(RECORD LIST)

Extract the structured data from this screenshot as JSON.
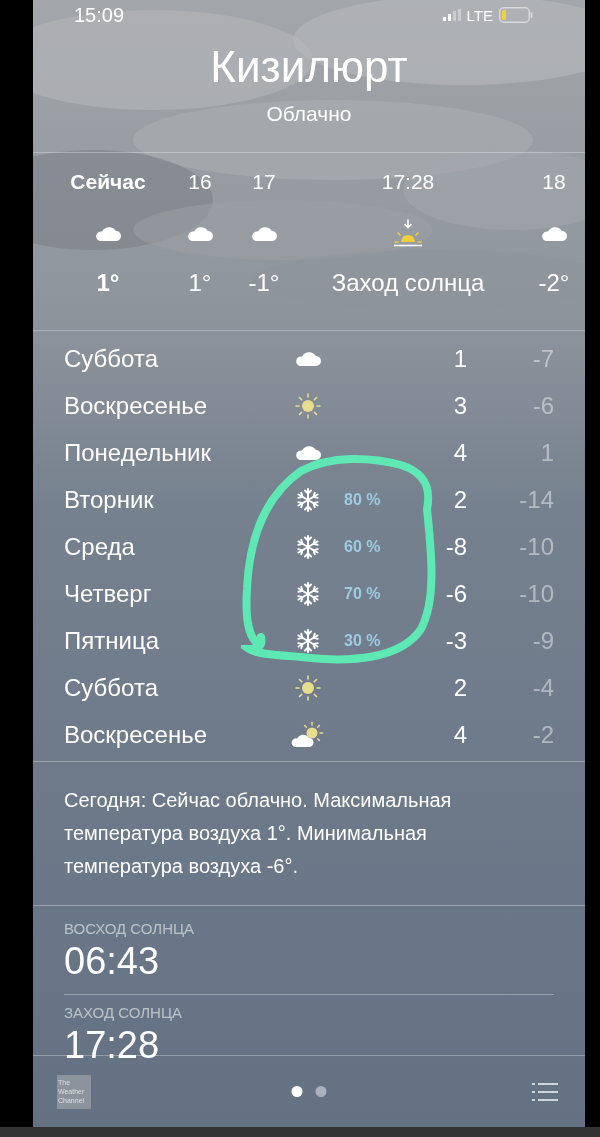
{
  "status_bar": {
    "time": "15:09",
    "network": "LTE"
  },
  "location": {
    "city": "Кизилюрт",
    "condition": "Облачно"
  },
  "hourly": [
    {
      "time": "Сейчас",
      "kind": "cloud",
      "temp": "1°",
      "now": true
    },
    {
      "time": "16",
      "kind": "cloud",
      "temp": "1°",
      "now": false
    },
    {
      "time": "17",
      "kind": "cloud",
      "temp": "-1°",
      "now": false
    },
    {
      "time": "17:28",
      "kind": "sunset",
      "temp": "Заход солнца",
      "now": false
    },
    {
      "time": "18",
      "kind": "cloud",
      "temp": "-2°",
      "now": false
    }
  ],
  "daily": [
    {
      "day": "Суббота",
      "kind": "cloud",
      "high": "1",
      "low": "-7"
    },
    {
      "day": "Воскресенье",
      "kind": "sun",
      "high": "3",
      "low": "-6"
    },
    {
      "day": "Понедельник",
      "kind": "cloud",
      "high": "4",
      "low": "1"
    },
    {
      "day": "Вторник",
      "kind": "snow",
      "precipitation": "80 %",
      "high": "2",
      "low": "-14"
    },
    {
      "day": "Среда",
      "kind": "snow",
      "precipitation": "60 %",
      "high": "-8",
      "low": "-10"
    },
    {
      "day": "Четверг",
      "kind": "snow",
      "precipitation": "70 %",
      "high": "-6",
      "low": "-10"
    },
    {
      "day": "Пятница",
      "kind": "snow",
      "precipitation": "30 %",
      "high": "-3",
      "low": "-9"
    },
    {
      "day": "Суббота",
      "kind": "sun",
      "high": "2",
      "low": "-4"
    },
    {
      "day": "Воскресенье",
      "kind": "partly",
      "high": "4",
      "low": "-2"
    }
  ],
  "summary": "Сегодня: Сейчас облачно. Максимальная температура воздуха 1°. Минимальная температура воздуха -6°.",
  "details": [
    {
      "label": "ВОСХОД СОЛНЦА",
      "value": "06:43"
    },
    {
      "label": "ЗАХОД СОЛНЦА",
      "value": "17:28"
    }
  ],
  "toolbar": {
    "logo": "The Weather Channel",
    "pages": [
      {
        "selected": true
      },
      {
        "selected": false
      }
    ]
  }
}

(OBJECTIVE) Without including any pictures, please restate all the records exactly.

(WRITTEN SOLUTION)
Extract the structured data from this screenshot as JSON.
{
  "status_bar": {
    "time": "15:09",
    "network": "LTE"
  },
  "location": {
    "city": "Кизилюрт",
    "condition": "Облачно"
  },
  "hourly": [
    {
      "time": "Сейчас",
      "kind": "cloud",
      "temp": "1°",
      "now": true
    },
    {
      "time": "16",
      "kind": "cloud",
      "temp": "1°",
      "now": false
    },
    {
      "time": "17",
      "kind": "cloud",
      "temp": "-1°",
      "now": false
    },
    {
      "time": "17:28",
      "kind": "sunset",
      "temp": "Заход солнца",
      "now": false
    },
    {
      "time": "18",
      "kind": "cloud",
      "temp": "-2°",
      "now": false
    }
  ],
  "daily": [
    {
      "day": "Суббота",
      "kind": "cloud",
      "high": "1",
      "low": "-7"
    },
    {
      "day": "Воскресенье",
      "kind": "sun",
      "high": "3",
      "low": "-6"
    },
    {
      "day": "Понедельник",
      "kind": "cloud",
      "high": "4",
      "low": "1"
    },
    {
      "day": "Вторник",
      "kind": "snow",
      "precipitation": "80 %",
      "high": "2",
      "low": "-14"
    },
    {
      "day": "Среда",
      "kind": "snow",
      "precipitation": "60 %",
      "high": "-8",
      "low": "-10"
    },
    {
      "day": "Четверг",
      "kind": "snow",
      "precipitation": "70 %",
      "high": "-6",
      "low": "-10"
    },
    {
      "day": "Пятница",
      "kind": "snow",
      "precipitation": "30 %",
      "high": "-3",
      "low": "-9"
    },
    {
      "day": "Суббота",
      "kind": "sun",
      "high": "2",
      "low": "-4"
    },
    {
      "day": "Воскресенье",
      "kind": "partly",
      "high": "4",
      "low": "-2"
    }
  ],
  "summary": "Сегодня: Сейчас облачно. Максимальная температура воздуха 1°. Минимальная температура воздуха -6°.",
  "details": [
    {
      "label": "ВОСХОД СОЛНЦА",
      "value": "06:43"
    },
    {
      "label": "ЗАХОД СОЛНЦА",
      "value": "17:28"
    }
  ],
  "toolbar": {
    "logo": "The Weather Channel",
    "pages": [
      {
        "selected": true
      },
      {
        "selected": false
      }
    ]
  }
}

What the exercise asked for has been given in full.